Task instructions – Copy every line in the records below that contains the word "温度升高".

[Begin Records for the task]

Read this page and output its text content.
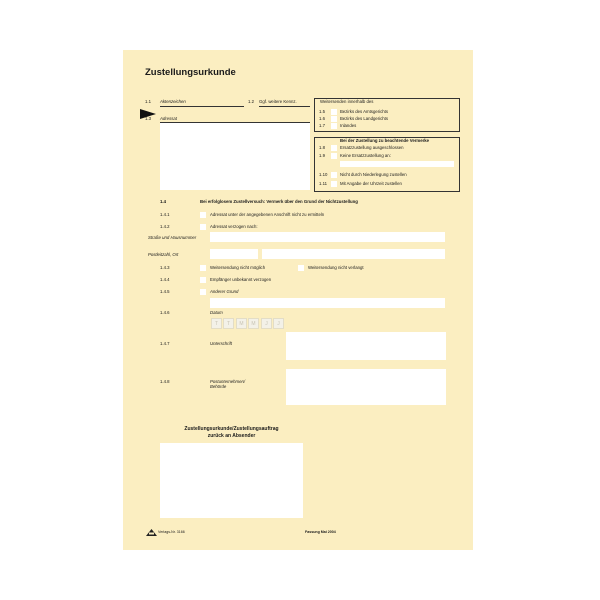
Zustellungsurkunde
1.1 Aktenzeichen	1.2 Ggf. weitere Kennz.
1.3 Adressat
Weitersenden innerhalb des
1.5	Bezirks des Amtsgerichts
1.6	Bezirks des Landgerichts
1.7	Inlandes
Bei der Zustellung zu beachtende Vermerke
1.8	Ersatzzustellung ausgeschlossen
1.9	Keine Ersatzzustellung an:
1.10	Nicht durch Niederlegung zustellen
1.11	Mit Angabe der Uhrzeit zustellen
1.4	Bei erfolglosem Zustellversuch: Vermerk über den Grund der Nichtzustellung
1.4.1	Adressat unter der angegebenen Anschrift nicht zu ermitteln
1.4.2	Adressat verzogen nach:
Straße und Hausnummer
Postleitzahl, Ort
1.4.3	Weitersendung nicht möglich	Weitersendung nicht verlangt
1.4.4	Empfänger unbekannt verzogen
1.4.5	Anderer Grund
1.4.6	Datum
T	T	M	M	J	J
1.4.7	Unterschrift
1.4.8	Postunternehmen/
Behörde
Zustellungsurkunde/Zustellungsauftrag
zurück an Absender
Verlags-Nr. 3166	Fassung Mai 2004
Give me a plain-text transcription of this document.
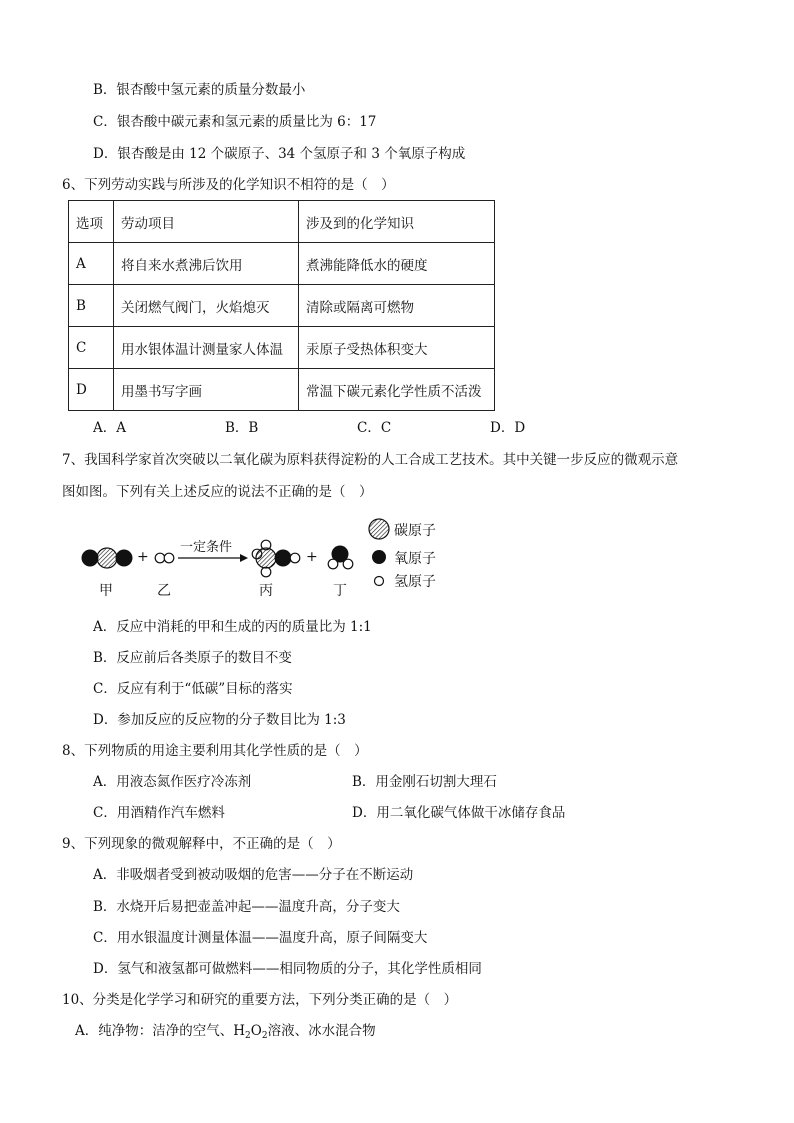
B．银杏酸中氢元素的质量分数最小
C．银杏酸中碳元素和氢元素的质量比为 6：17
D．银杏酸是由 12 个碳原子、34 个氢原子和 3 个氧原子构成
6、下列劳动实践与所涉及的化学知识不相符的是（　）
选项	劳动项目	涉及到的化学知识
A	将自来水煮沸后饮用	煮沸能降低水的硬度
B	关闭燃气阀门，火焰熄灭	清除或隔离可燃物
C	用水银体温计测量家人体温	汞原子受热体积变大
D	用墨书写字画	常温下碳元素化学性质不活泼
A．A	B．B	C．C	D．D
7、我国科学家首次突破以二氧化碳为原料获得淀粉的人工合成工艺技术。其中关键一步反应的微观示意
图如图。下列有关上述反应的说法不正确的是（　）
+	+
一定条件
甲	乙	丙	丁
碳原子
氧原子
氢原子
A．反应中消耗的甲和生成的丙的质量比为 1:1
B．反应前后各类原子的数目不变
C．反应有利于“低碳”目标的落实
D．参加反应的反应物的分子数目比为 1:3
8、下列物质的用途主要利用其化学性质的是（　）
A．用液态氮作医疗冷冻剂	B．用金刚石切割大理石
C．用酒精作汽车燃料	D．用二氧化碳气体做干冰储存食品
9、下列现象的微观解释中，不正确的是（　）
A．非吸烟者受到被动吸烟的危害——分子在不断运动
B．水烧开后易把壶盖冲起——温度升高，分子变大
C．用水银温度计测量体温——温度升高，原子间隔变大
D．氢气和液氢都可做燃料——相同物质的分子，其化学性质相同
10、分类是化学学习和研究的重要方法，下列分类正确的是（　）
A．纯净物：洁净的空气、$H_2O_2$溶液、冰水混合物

[End Records for the task]
[Begin Records for the task]

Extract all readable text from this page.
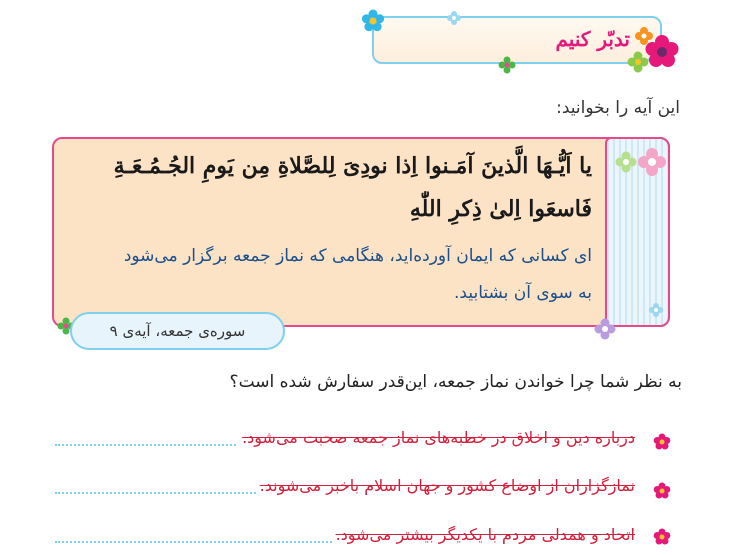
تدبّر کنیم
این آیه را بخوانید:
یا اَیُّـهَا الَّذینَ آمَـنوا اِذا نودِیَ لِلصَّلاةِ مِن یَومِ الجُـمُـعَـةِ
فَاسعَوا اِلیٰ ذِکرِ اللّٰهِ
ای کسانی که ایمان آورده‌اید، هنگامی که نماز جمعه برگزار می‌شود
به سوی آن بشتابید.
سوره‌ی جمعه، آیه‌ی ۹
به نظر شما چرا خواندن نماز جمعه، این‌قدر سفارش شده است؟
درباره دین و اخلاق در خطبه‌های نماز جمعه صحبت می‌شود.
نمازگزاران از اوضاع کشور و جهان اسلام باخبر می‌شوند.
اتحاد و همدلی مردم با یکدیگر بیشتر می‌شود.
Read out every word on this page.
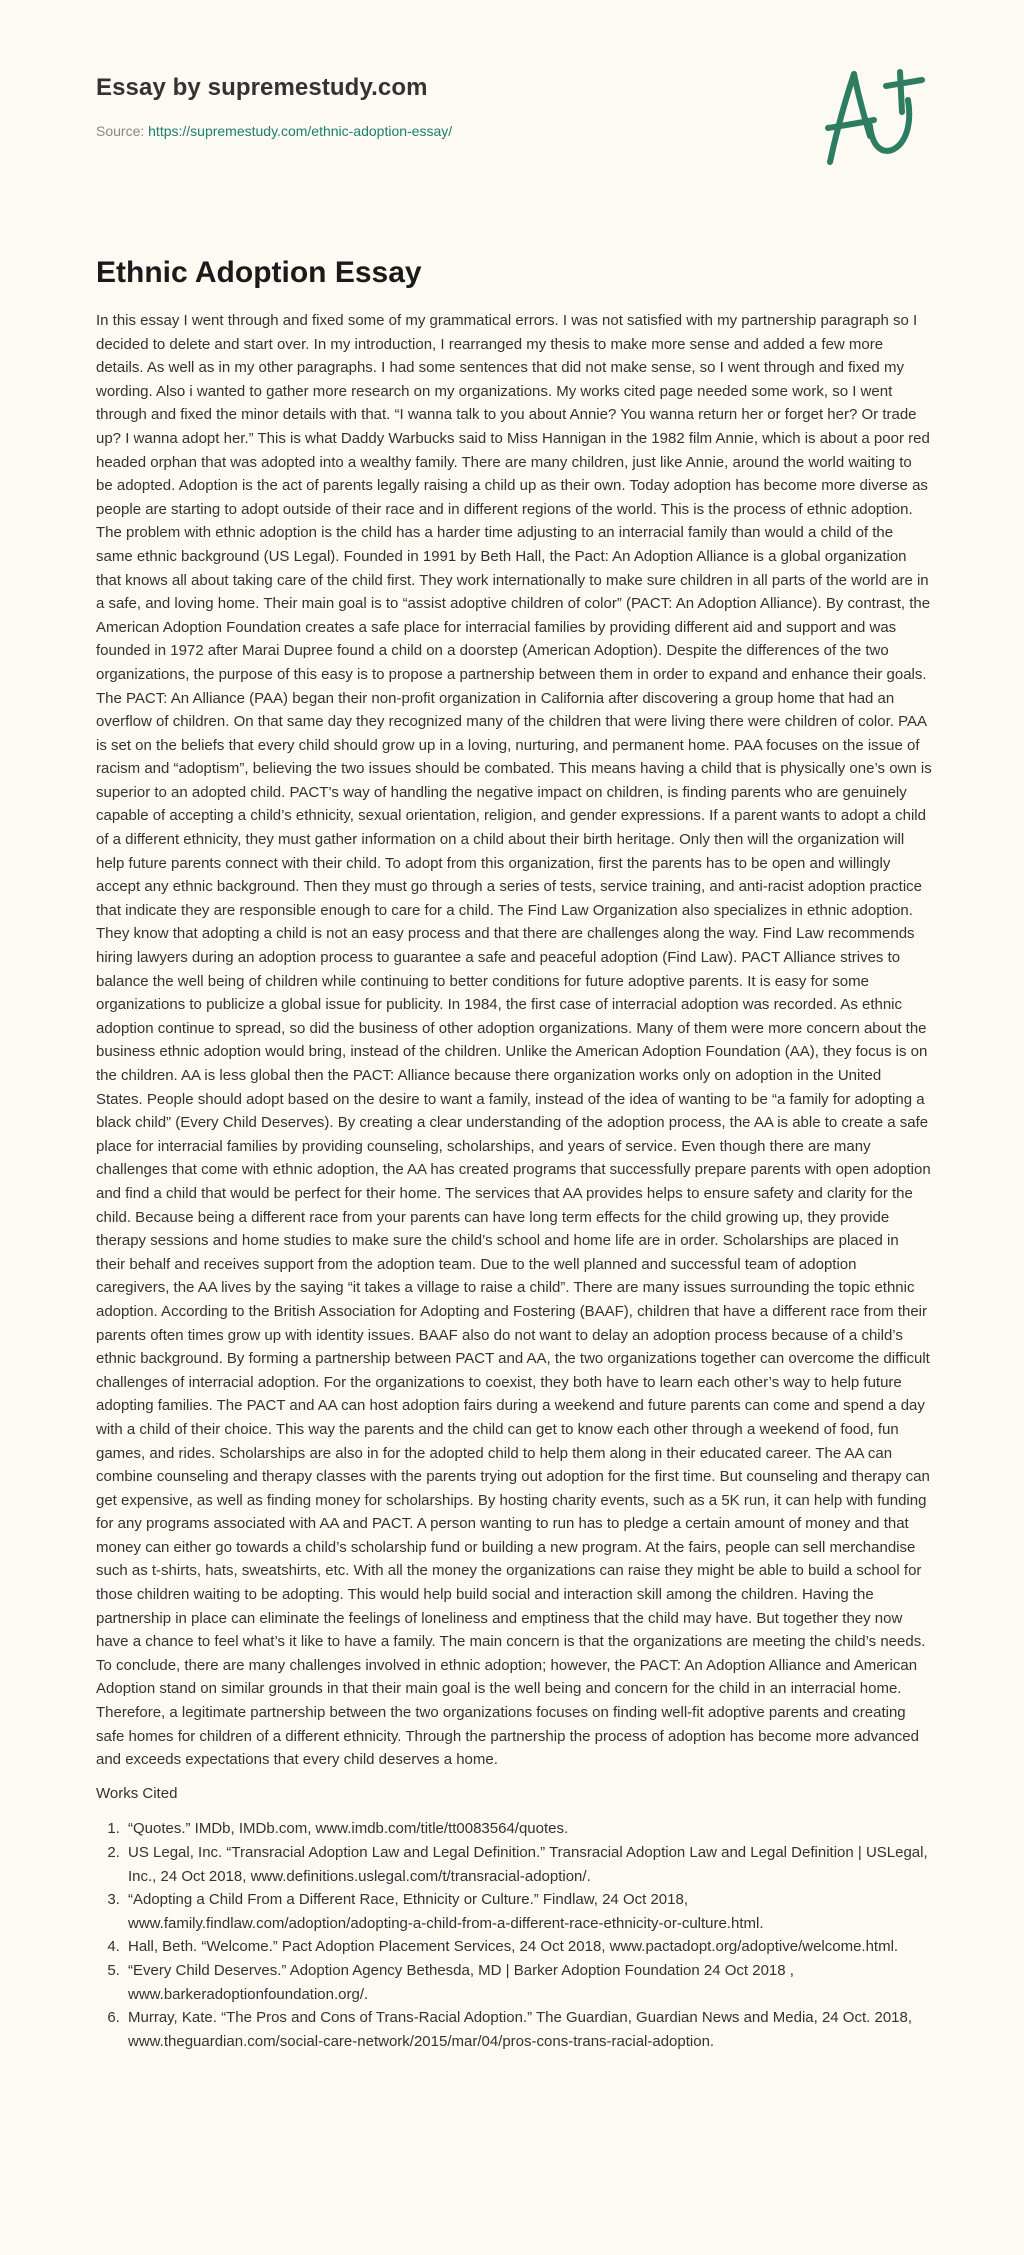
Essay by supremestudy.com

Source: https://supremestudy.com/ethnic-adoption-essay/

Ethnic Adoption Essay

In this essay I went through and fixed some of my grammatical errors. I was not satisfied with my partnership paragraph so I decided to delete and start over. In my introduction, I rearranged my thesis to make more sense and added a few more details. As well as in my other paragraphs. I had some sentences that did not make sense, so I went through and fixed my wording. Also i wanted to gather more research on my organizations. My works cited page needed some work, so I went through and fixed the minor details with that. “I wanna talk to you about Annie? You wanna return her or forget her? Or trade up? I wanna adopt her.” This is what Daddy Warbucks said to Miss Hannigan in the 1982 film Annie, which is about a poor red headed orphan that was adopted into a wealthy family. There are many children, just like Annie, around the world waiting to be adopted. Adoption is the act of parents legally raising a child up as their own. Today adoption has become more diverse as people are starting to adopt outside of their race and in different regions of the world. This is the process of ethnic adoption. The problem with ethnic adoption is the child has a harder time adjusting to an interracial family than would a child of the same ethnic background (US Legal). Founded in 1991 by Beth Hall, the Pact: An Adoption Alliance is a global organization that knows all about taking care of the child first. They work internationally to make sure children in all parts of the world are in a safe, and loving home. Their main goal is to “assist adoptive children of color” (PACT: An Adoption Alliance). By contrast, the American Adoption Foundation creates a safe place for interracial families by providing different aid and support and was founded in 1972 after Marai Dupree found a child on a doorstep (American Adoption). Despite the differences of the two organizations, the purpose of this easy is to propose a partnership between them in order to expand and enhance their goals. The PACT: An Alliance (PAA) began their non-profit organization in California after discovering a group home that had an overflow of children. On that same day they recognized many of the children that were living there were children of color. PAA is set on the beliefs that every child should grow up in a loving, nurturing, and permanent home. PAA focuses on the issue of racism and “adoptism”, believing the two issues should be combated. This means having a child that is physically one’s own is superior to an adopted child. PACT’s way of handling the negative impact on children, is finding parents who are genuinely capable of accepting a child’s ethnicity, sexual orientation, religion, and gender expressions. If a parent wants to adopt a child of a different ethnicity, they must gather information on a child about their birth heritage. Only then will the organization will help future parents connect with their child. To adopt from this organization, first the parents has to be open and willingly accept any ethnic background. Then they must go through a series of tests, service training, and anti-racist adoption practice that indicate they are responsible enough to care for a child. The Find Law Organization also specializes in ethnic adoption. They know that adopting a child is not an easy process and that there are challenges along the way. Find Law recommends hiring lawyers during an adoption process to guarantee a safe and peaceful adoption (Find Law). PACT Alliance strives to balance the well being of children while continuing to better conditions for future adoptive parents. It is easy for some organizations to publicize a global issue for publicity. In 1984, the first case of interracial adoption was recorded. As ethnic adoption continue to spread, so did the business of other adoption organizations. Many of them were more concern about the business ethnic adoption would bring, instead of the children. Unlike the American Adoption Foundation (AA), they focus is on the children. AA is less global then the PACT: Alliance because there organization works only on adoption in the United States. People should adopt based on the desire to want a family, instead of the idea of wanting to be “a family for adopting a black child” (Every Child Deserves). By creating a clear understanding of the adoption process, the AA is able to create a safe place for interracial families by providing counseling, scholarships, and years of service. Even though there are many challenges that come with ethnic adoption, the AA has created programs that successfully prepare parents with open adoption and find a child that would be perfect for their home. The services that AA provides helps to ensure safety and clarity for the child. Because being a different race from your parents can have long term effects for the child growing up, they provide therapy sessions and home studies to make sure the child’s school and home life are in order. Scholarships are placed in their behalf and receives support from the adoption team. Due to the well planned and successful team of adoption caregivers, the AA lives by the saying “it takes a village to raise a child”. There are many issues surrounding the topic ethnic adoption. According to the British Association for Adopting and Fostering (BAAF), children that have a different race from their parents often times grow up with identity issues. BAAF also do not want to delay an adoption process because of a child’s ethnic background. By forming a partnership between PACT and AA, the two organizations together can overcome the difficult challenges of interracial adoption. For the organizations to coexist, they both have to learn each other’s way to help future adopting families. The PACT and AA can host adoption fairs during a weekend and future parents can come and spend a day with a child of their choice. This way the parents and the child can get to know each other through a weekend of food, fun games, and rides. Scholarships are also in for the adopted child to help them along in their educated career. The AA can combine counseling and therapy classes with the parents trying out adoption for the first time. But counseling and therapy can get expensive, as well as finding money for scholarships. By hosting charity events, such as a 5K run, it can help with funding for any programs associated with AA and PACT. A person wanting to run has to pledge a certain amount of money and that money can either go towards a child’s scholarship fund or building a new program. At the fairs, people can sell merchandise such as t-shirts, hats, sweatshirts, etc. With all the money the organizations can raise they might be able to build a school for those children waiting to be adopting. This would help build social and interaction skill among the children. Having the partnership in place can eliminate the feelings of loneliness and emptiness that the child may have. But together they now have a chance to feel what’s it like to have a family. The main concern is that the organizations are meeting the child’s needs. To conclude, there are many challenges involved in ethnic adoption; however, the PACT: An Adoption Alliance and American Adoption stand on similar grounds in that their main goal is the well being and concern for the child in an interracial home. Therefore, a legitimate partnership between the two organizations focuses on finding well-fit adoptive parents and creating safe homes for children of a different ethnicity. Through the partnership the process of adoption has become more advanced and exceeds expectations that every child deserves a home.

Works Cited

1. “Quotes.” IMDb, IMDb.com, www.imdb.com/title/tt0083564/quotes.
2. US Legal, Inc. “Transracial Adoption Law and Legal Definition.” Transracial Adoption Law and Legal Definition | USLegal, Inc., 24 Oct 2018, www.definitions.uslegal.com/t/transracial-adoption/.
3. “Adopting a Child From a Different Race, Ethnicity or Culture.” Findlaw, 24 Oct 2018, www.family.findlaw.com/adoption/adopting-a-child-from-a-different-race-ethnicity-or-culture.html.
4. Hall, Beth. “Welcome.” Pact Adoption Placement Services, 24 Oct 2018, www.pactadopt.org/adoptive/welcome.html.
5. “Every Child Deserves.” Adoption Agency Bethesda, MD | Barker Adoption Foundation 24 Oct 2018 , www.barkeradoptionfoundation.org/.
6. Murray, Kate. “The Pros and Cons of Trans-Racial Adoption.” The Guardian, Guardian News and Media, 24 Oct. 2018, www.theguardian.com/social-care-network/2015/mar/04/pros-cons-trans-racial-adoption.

[End Records for the task]

Solved problem –
B．水烧开后易把壶盖冲起——温度升高，分子变大
C．用水银温度计测量体温——温度升高，原子间隔变大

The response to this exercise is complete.